### TASK MATERIAL
## START
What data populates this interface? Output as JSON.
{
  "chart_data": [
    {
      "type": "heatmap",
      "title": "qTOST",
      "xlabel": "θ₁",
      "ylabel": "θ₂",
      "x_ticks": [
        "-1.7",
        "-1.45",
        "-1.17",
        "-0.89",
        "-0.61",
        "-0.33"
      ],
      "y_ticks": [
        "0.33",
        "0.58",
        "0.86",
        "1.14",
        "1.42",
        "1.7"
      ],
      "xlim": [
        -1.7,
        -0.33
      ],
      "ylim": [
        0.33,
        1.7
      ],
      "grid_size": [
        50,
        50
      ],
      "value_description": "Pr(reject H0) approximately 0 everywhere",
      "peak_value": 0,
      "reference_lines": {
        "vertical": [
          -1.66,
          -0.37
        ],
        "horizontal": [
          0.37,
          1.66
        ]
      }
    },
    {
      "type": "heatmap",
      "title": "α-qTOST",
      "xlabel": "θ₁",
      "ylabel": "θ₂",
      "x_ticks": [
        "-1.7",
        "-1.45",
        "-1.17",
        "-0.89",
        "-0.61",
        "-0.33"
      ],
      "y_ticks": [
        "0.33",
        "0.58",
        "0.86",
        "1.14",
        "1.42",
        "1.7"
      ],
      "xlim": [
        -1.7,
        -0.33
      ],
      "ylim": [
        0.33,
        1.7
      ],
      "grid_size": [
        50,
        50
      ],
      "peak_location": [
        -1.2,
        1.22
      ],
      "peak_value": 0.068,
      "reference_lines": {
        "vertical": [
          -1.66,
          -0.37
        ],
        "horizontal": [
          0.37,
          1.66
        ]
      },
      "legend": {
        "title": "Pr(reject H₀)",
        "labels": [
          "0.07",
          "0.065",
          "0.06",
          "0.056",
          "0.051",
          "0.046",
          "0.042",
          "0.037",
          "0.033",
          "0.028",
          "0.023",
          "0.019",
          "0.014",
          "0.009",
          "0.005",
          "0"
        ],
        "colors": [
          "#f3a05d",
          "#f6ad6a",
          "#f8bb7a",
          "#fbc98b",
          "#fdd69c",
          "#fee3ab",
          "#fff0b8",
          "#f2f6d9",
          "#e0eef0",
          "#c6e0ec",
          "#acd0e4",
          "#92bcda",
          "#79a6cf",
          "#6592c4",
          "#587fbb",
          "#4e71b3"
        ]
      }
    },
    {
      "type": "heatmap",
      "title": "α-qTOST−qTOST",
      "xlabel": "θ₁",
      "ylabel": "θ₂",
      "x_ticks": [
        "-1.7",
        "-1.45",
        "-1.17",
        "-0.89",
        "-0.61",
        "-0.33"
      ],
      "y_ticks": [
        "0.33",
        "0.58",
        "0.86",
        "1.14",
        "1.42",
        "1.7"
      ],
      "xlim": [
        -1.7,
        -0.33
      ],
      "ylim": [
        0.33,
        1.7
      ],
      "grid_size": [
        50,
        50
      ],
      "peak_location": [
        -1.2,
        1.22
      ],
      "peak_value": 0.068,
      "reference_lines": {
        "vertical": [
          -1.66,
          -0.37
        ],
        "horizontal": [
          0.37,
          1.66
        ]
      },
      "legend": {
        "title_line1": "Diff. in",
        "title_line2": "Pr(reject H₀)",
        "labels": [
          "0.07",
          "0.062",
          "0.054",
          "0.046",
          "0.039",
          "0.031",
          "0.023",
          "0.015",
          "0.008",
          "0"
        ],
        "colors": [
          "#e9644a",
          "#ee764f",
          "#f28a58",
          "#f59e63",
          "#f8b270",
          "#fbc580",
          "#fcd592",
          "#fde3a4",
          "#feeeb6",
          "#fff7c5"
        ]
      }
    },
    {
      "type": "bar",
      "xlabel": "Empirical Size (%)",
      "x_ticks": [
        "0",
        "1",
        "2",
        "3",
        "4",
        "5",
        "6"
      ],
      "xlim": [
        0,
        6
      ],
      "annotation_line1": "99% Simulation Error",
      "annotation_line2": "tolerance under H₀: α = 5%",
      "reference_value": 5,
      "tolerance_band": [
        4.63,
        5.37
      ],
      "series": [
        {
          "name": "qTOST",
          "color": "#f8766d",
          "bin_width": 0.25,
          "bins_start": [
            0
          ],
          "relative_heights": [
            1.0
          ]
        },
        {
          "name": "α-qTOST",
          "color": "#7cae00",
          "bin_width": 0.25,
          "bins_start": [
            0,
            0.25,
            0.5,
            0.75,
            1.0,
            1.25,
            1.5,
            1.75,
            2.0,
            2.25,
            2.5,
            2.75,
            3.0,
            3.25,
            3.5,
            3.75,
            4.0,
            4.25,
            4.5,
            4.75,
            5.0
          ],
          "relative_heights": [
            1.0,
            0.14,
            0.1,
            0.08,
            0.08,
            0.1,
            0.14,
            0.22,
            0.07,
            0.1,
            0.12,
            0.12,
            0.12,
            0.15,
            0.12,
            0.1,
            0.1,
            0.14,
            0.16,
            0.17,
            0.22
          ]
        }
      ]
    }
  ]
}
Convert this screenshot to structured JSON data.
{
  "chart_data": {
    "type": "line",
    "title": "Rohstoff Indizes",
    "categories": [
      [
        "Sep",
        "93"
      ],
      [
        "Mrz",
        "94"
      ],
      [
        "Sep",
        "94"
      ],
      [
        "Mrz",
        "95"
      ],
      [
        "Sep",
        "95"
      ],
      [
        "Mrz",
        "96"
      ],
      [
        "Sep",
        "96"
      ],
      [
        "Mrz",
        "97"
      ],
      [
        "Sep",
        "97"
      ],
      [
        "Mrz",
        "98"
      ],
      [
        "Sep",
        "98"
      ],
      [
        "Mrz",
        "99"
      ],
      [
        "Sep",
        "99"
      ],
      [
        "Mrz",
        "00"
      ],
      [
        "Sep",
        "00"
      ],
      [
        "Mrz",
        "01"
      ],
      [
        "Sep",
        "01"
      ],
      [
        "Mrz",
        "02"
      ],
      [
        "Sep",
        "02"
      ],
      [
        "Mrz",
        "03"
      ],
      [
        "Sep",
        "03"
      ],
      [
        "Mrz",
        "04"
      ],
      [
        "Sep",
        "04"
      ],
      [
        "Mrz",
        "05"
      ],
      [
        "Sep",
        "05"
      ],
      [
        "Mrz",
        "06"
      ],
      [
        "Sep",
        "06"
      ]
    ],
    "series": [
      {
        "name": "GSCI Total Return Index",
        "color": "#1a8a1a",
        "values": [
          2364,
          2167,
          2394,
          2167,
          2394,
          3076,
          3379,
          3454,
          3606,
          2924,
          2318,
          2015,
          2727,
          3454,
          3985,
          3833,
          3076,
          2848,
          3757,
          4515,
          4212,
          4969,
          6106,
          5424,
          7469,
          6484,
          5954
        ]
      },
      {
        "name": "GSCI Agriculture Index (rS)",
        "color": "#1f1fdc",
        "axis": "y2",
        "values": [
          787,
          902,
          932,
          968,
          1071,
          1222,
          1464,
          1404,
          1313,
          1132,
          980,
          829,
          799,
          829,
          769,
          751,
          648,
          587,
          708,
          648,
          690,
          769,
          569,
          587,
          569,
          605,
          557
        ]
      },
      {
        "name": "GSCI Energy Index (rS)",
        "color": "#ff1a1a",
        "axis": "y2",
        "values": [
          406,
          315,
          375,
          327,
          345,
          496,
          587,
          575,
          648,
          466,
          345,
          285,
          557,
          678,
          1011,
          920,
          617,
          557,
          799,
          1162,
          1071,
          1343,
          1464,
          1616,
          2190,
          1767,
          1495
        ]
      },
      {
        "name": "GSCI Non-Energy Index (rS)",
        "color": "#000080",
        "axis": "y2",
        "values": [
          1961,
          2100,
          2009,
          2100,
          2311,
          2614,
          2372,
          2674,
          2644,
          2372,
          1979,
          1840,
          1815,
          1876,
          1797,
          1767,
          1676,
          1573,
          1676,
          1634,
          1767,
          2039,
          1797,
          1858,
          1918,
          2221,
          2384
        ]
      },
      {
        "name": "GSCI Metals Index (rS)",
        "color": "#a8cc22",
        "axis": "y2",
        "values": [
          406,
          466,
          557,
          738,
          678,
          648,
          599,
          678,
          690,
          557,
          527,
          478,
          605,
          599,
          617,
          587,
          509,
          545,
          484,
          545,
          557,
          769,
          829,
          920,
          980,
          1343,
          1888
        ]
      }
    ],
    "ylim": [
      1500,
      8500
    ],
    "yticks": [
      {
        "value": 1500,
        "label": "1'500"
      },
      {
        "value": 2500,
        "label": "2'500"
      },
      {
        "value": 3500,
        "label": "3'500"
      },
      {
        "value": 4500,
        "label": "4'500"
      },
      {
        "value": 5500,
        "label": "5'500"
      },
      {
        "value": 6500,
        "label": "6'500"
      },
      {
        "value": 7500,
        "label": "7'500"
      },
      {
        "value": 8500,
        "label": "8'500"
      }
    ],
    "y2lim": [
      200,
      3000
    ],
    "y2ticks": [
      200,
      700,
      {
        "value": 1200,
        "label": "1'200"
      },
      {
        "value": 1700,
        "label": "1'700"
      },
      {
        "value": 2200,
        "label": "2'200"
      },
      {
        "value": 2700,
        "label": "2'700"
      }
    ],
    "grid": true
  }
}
## END
### TASK
Where a line of the entries contains the word "GSCI", copy that line.

### OUTPUT BELOW
        "name": "GSCI Total Return Index",
        "name": "GSCI Agriculture Index (rS)",
        "name": "GSCI Energy Index (rS)",
        "name": "GSCI Non-Energy Index (rS)",
        "name": "GSCI Metals Index (rS)",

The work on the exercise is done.